_SHORT TASK_
Gather the lines below that include the string "image", copying each in full.

_RECORD EXCERPTS_
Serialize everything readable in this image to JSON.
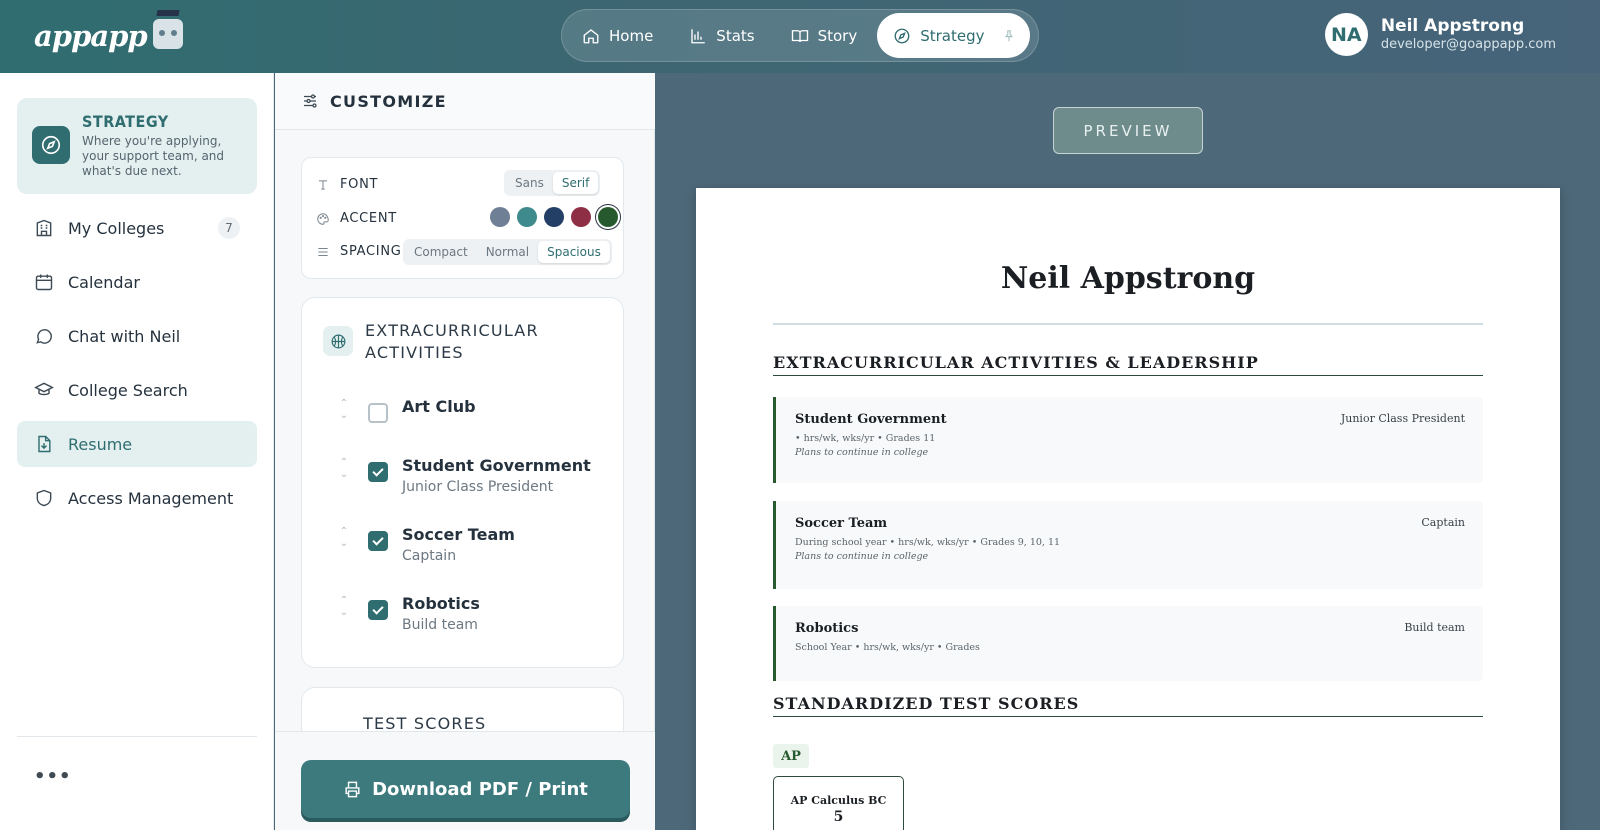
{
  "header": {
    "logo_text": "appapp",
    "nav": [
      {
        "label": "Home",
        "icon": "home-icon"
      },
      {
        "label": "Stats",
        "icon": "chart-icon"
      },
      {
        "label": "Story",
        "icon": "book-icon"
      },
      {
        "label": "Strategy",
        "icon": "compass-icon",
        "active": true
      }
    ],
    "user": {
      "initials": "NA",
      "name": "Neil Appstrong",
      "email": "developer@goappapp.com"
    }
  },
  "sidebar": {
    "strategy": {
      "title": "STRATEGY",
      "description": "Where you're applying, your support team, and what's due next."
    },
    "items": [
      {
        "label": "My Colleges",
        "badge": "7"
      },
      {
        "label": "Calendar"
      },
      {
        "label": "Chat with Neil"
      },
      {
        "label": "College Search"
      },
      {
        "label": "Resume",
        "active": true
      },
      {
        "label": "Access Management"
      }
    ],
    "more": "•••"
  },
  "customize": {
    "title": "CUSTOMIZE",
    "font": {
      "label": "FONT",
      "options": [
        "Sans",
        "Serif"
      ],
      "selected": "Serif"
    },
    "accent": {
      "label": "ACCENT",
      "colors": [
        "#6f7f96",
        "#3f8a8c",
        "#233f66",
        "#8e2f45",
        "#27592f"
      ],
      "selected": "#27592f"
    },
    "spacing": {
      "label": "SPACING",
      "options": [
        "Compact",
        "Normal",
        "Spacious"
      ],
      "selected": "Spacious"
    },
    "extracurricular": {
      "title_line1": "EXTRACURRICULAR",
      "title_line2": "ACTIVITIES",
      "items": [
        {
          "name": "Art Club",
          "role": "",
          "checked": false
        },
        {
          "name": "Student Government",
          "role": "Junior Class President",
          "checked": true
        },
        {
          "name": "Soccer Team",
          "role": "Captain",
          "checked": true
        },
        {
          "name": "Robotics",
          "role": "Build team",
          "checked": true
        }
      ]
    },
    "next_section": "TEST SCORES",
    "download_label": "Download PDF / Print"
  },
  "preview": {
    "button_label": "PREVIEW",
    "name": "Neil Appstrong",
    "section_activities": "EXTRACURRICULAR ACTIVITIES & LEADERSHIP",
    "entries": [
      {
        "title": "Student Government",
        "role": "Junior Class President",
        "meta": "• hrs/wk, wks/yr • Grades 11",
        "note": "Plans to continue in college"
      },
      {
        "title": "Soccer Team",
        "role": "Captain",
        "meta": "During school year • hrs/wk, wks/yr • Grades 9, 10, 11",
        "note": "Plans to continue in college"
      },
      {
        "title": "Robotics",
        "role": "Build team",
        "meta": "School Year • hrs/wk, wks/yr • Grades",
        "note": ""
      }
    ],
    "section_tests": "STANDARDIZED TEST SCORES",
    "test_tag": "AP",
    "test": {
      "name": "AP Calculus BC",
      "score": "5"
    }
  }
}
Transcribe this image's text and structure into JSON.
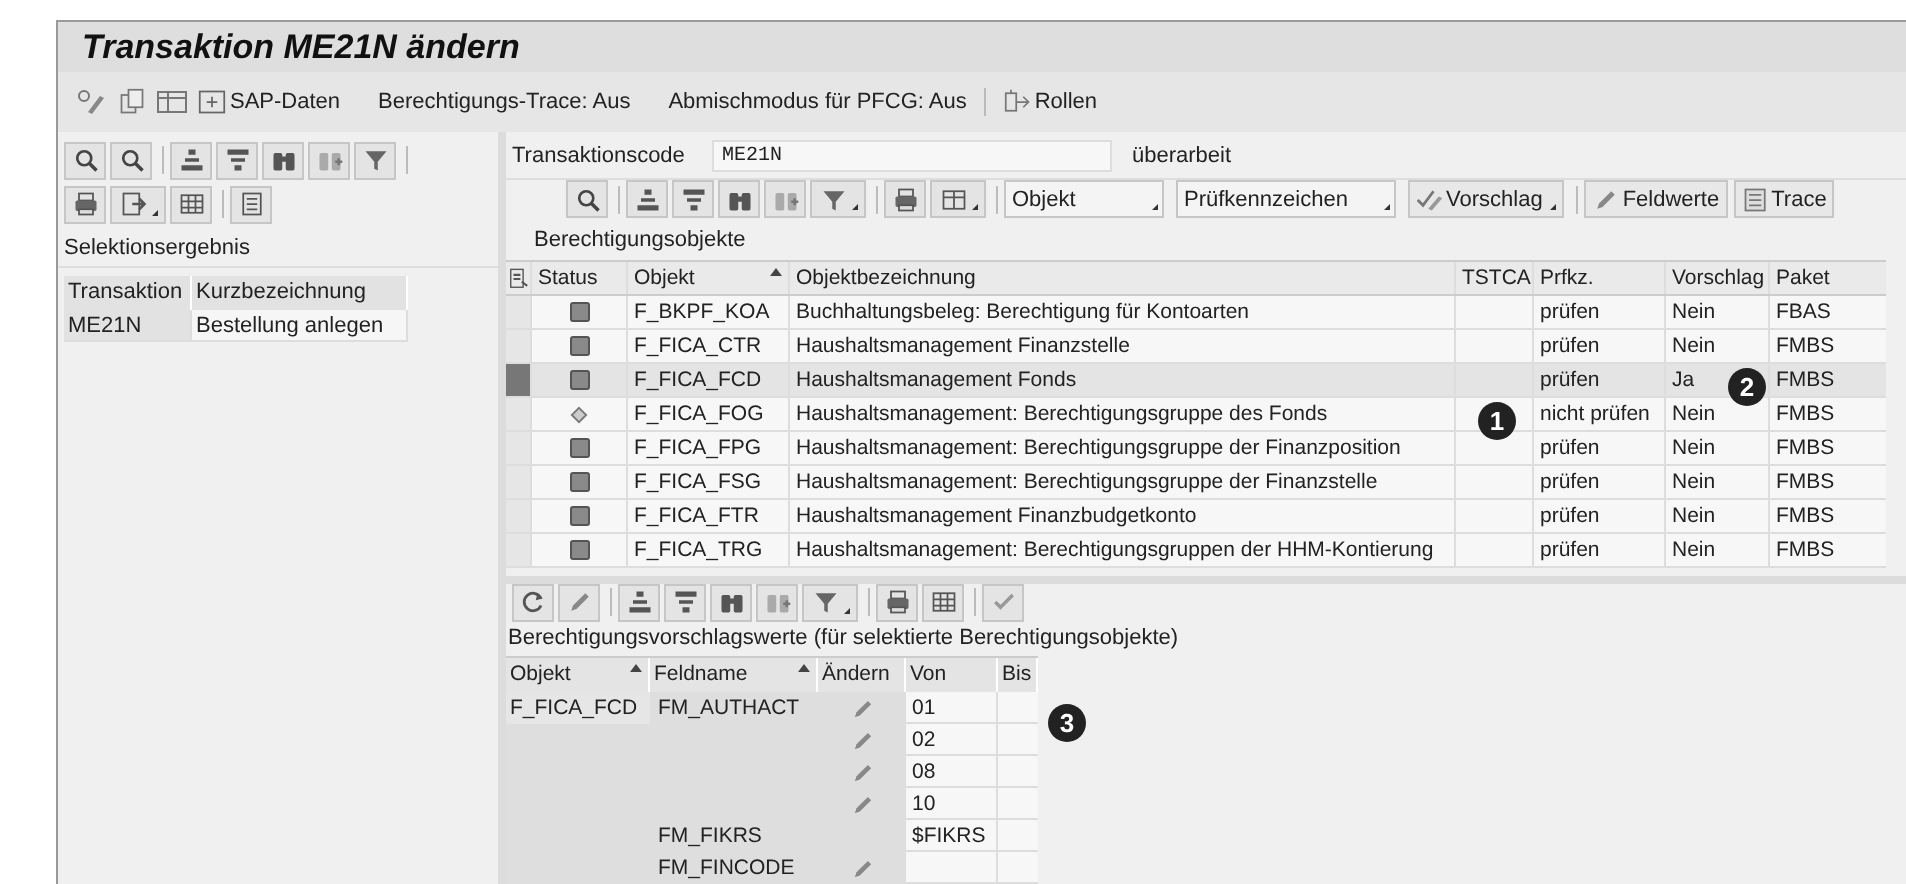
{
  "window": {
    "title": "Transaktion ME21N ändern"
  },
  "toolbar": {
    "sap_data": "SAP-Daten",
    "trace": "Berechtigungs-Trace: Aus",
    "mix_mode": "Abmischmodus für PFCG: Aus",
    "roles": "Rollen"
  },
  "left_panel": {
    "title": "Selektionsergebnis",
    "columns": [
      "Transaktion",
      "Kurzbezeichnung"
    ],
    "rows": [
      {
        "cells": [
          "ME21N",
          "Bestellung anlegen"
        ]
      }
    ]
  },
  "header": {
    "label": "Transaktionscode",
    "value": "ME21N",
    "status": "überarbeit"
  },
  "objects_toolbar": {
    "dropdowns": [
      "Objekt",
      "Prüfkennzeichen"
    ],
    "buttons": [
      "Vorschlag",
      "Feldwerte",
      "Trace"
    ]
  },
  "objects_table": {
    "title": "Berechtigungsobjekte",
    "columns": [
      "Status",
      "Objekt",
      "Objektbezeichnung",
      "TSTCA",
      "Prfkz.",
      "Vorschlag",
      "Paket"
    ],
    "rows": [
      {
        "kind": "square",
        "objekt": "F_BKPF_KOA",
        "bezeichnung": "Buchhaltungsbeleg: Berechtigung für Kontoarten",
        "prfkz": "prüfen",
        "vorschlag": "Nein",
        "paket": "FBAS",
        "selected": false
      },
      {
        "kind": "square",
        "objekt": "F_FICA_CTR",
        "bezeichnung": "Haushaltsmanagement Finanzstelle",
        "prfkz": "prüfen",
        "vorschlag": "Nein",
        "paket": "FMBS",
        "selected": false
      },
      {
        "kind": "square",
        "objekt": "F_FICA_FCD",
        "bezeichnung": "Haushaltsmanagement Fonds",
        "prfkz": "prüfen",
        "vorschlag": "Ja",
        "paket": "FMBS",
        "selected": true
      },
      {
        "kind": "diamond",
        "objekt": "F_FICA_FOG",
        "bezeichnung": "Haushaltsmanagement: Berechtigungsgruppe des Fonds",
        "prfkz": "nicht prüfen",
        "vorschlag": "Nein",
        "paket": "FMBS",
        "selected": false
      },
      {
        "kind": "square",
        "objekt": "F_FICA_FPG",
        "bezeichnung": "Haushaltsmanagement: Berechtigungsgruppe der Finanzposition",
        "prfkz": "prüfen",
        "vorschlag": "Nein",
        "paket": "FMBS",
        "selected": false
      },
      {
        "kind": "square",
        "objekt": "F_FICA_FSG",
        "bezeichnung": "Haushaltsmanagement: Berechtigungsgruppe der Finanzstelle",
        "prfkz": "prüfen",
        "vorschlag": "Nein",
        "paket": "FMBS",
        "selected": false
      },
      {
        "kind": "square",
        "objekt": "F_FICA_FTR",
        "bezeichnung": "Haushaltsmanagement Finanzbudgetkonto",
        "prfkz": "prüfen",
        "vorschlag": "Nein",
        "paket": "FMBS",
        "selected": false
      },
      {
        "kind": "square",
        "objekt": "F_FICA_TRG",
        "bezeichnung": "Haushaltsmanagement: Berechtigungsgruppen der HHM-Kontierung",
        "prfkz": "prüfen",
        "vorschlag": "Nein",
        "paket": "FMBS",
        "selected": false
      }
    ]
  },
  "values_table": {
    "title": "Berechtigungsvorschlagswerte (für selektierte Berechtigungsobjekte)",
    "columns": [
      "Objekt",
      "Feldname",
      "Ändern",
      "Von",
      "Bis"
    ],
    "rows": [
      {
        "objekt": "F_FICA_FCD",
        "feldname": "FM_AUTHACT",
        "editable": true,
        "von": "01"
      },
      {
        "editable": true,
        "von": "02"
      },
      {
        "editable": true,
        "von": "08"
      },
      {
        "editable": true,
        "von": "10"
      },
      {
        "feldname": "FM_FIKRS",
        "editable": false,
        "von": "$FIKRS"
      },
      {
        "feldname": "FM_FINCODE",
        "editable": true
      }
    ]
  },
  "callouts": [
    "1",
    "2",
    "3"
  ]
}
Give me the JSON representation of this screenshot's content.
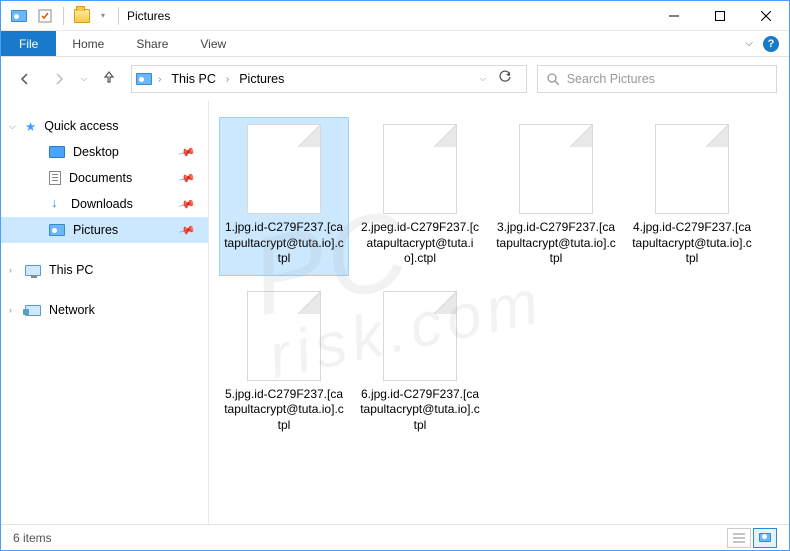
{
  "title": "Pictures",
  "ribbon": {
    "file": "File",
    "home": "Home",
    "share": "Share",
    "view": "View"
  },
  "breadcrumb": {
    "root": "This PC",
    "current": "Pictures"
  },
  "search": {
    "placeholder": "Search Pictures"
  },
  "sidebar": {
    "quick_access": "Quick access",
    "desktop": "Desktop",
    "documents": "Documents",
    "downloads": "Downloads",
    "pictures": "Pictures",
    "this_pc": "This PC",
    "network": "Network"
  },
  "files": [
    {
      "name": "1.jpg.id-C279F237.[catapultacrypt@tuta.io].ctpl"
    },
    {
      "name": "2.jpeg.id-C279F237.[catapultacrypt@tuta.io].ctpl"
    },
    {
      "name": "3.jpg.id-C279F237.[catapultacrypt@tuta.io].ctpl"
    },
    {
      "name": "4.jpg.id-C279F237.[catapultacrypt@tuta.io].ctpl"
    },
    {
      "name": "5.jpg.id-C279F237.[catapultacrypt@tuta.io].ctpl"
    },
    {
      "name": "6.jpg.id-C279F237.[catapultacrypt@tuta.io].ctpl"
    }
  ],
  "status": {
    "count": "6 items"
  },
  "watermark": {
    "line1": "PC",
    "line2": "risk.com"
  }
}
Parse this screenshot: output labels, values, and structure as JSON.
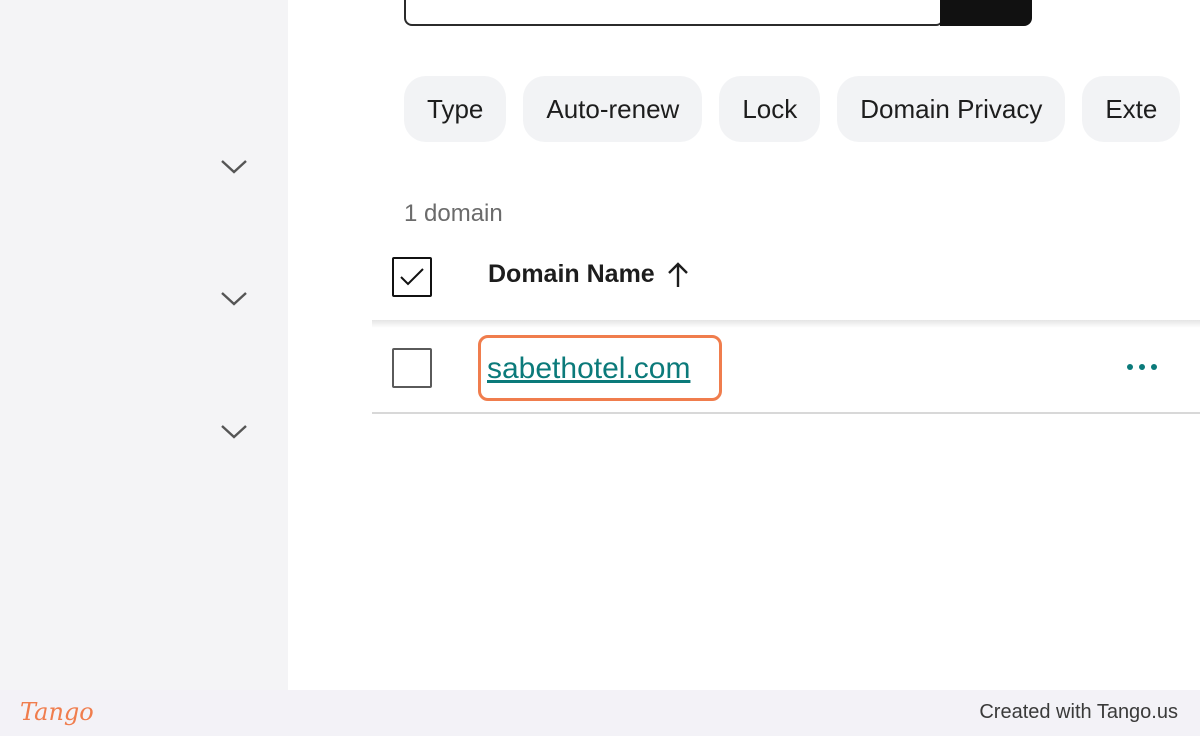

_TASK ANSWER_
Serialize everything readable in this image to JSON.
Transcribe this image's text and structure into JSON.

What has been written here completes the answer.